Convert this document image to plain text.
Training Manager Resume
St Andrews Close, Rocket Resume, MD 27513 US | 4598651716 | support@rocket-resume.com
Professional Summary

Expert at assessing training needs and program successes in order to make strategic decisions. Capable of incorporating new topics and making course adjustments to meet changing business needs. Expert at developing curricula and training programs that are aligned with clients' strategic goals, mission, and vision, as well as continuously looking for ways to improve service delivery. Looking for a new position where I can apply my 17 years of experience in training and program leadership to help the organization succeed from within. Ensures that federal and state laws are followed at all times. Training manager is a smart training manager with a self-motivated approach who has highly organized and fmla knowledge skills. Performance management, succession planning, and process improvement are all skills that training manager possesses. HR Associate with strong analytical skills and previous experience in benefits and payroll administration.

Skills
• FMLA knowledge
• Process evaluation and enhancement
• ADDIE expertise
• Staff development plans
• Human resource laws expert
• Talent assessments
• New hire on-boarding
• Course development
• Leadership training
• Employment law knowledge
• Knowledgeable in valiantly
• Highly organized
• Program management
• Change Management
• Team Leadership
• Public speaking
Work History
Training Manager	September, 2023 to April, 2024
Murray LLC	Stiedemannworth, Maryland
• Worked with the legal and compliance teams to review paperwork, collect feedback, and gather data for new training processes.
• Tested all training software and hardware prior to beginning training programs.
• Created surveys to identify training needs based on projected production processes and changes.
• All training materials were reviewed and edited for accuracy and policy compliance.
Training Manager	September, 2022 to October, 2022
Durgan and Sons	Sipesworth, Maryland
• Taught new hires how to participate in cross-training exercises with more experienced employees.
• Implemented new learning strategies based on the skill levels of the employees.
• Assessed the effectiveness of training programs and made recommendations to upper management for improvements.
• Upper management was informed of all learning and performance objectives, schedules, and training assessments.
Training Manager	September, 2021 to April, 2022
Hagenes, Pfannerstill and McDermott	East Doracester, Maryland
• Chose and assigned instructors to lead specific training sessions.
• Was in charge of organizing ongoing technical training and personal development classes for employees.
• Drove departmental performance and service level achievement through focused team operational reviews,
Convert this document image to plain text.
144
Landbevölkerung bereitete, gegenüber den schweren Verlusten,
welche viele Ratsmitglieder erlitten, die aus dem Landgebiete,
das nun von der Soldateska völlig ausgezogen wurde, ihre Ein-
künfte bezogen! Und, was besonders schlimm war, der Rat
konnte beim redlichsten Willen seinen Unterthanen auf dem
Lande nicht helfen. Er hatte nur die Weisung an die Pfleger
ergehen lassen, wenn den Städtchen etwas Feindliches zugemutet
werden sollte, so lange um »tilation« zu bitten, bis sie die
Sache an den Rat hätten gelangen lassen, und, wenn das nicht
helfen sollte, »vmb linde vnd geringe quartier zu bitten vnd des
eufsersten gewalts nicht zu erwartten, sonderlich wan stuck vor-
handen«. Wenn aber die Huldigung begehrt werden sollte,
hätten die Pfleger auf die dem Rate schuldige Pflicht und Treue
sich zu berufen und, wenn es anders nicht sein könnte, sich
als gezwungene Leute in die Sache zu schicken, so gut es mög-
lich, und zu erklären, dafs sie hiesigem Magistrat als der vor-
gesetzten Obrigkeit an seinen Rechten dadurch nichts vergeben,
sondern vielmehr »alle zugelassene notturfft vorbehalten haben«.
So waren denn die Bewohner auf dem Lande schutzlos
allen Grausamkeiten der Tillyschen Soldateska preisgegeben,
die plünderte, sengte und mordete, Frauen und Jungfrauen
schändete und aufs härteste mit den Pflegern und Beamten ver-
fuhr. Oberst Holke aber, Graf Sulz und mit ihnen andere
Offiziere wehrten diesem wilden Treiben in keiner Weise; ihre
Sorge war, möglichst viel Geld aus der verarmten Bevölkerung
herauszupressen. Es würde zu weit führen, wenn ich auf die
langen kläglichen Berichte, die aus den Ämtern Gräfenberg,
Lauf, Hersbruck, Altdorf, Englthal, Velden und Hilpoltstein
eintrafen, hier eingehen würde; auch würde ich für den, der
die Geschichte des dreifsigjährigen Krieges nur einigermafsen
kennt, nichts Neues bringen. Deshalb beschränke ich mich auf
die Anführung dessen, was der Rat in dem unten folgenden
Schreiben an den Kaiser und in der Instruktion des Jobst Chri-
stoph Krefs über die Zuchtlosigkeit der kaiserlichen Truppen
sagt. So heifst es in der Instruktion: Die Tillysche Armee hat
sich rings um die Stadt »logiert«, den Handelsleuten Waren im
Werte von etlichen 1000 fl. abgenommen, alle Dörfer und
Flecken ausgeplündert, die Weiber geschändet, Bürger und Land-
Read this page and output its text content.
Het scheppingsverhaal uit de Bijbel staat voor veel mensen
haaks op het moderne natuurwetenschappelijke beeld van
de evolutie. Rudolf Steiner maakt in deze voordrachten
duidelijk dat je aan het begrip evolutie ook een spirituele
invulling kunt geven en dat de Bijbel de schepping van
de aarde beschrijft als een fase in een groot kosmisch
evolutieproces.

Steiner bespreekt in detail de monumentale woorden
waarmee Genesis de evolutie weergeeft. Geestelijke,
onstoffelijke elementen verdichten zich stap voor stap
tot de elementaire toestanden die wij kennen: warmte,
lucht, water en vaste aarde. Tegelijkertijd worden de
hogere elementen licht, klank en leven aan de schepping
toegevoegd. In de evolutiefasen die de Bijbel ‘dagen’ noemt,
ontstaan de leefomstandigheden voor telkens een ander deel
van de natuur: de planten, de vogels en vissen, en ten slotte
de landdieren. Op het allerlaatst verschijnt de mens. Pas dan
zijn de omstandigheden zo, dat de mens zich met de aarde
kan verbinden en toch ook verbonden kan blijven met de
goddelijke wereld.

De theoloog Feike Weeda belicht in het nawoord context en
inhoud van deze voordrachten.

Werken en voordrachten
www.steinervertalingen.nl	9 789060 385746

■ HOW TO COMPLETE THIS TASK
This exercise calls for the lines from the one holding "Read this page and output its text content." through the end of the entries, transcribed exactly and with nothing more.

■ ANSWER SECTION
Read this page and output its text content.
Het scheppingsverhaal uit de Bijbel staat voor veel mensen
haaks op het moderne natuurwetenschappelijke beeld van
de evolutie. Rudolf Steiner maakt in deze voordrachten
duidelijk dat je aan het begrip evolutie ook een spirituele
invulling kunt geven en dat de Bijbel de schepping van
de aarde beschrijft als een fase in een groot kosmisch
evolutieproces.

Steiner bespreekt in detail de monumentale woorden
waarmee Genesis de evolutie weergeeft. Geestelijke,
onstoffelijke elementen verdichten zich stap voor stap
tot de elementaire toestanden die wij kennen: warmte,
lucht, water en vaste aarde. Tegelijkertijd worden de
hogere elementen licht, klank en leven aan de schepping
toegevoegd. In de evolutiefasen die de Bijbel ‘dagen’ noemt,
ontstaan de leefomstandigheden voor telkens een ander deel
van de natuur: de planten, de vogels en vissen, en ten slotte
de landdieren. Op het allerlaatst verschijnt de mens. Pas dan
zijn de omstandigheden zo, dat de mens zich met de aarde
kan verbinden en toch ook verbonden kan blijven met de
goddelijke wereld.

De theoloog Feike Weeda belicht in het nawoord context en
inhoud van deze voordrachten.

Werken en voordrachten
www.steinervertalingen.nl	9 789060 385746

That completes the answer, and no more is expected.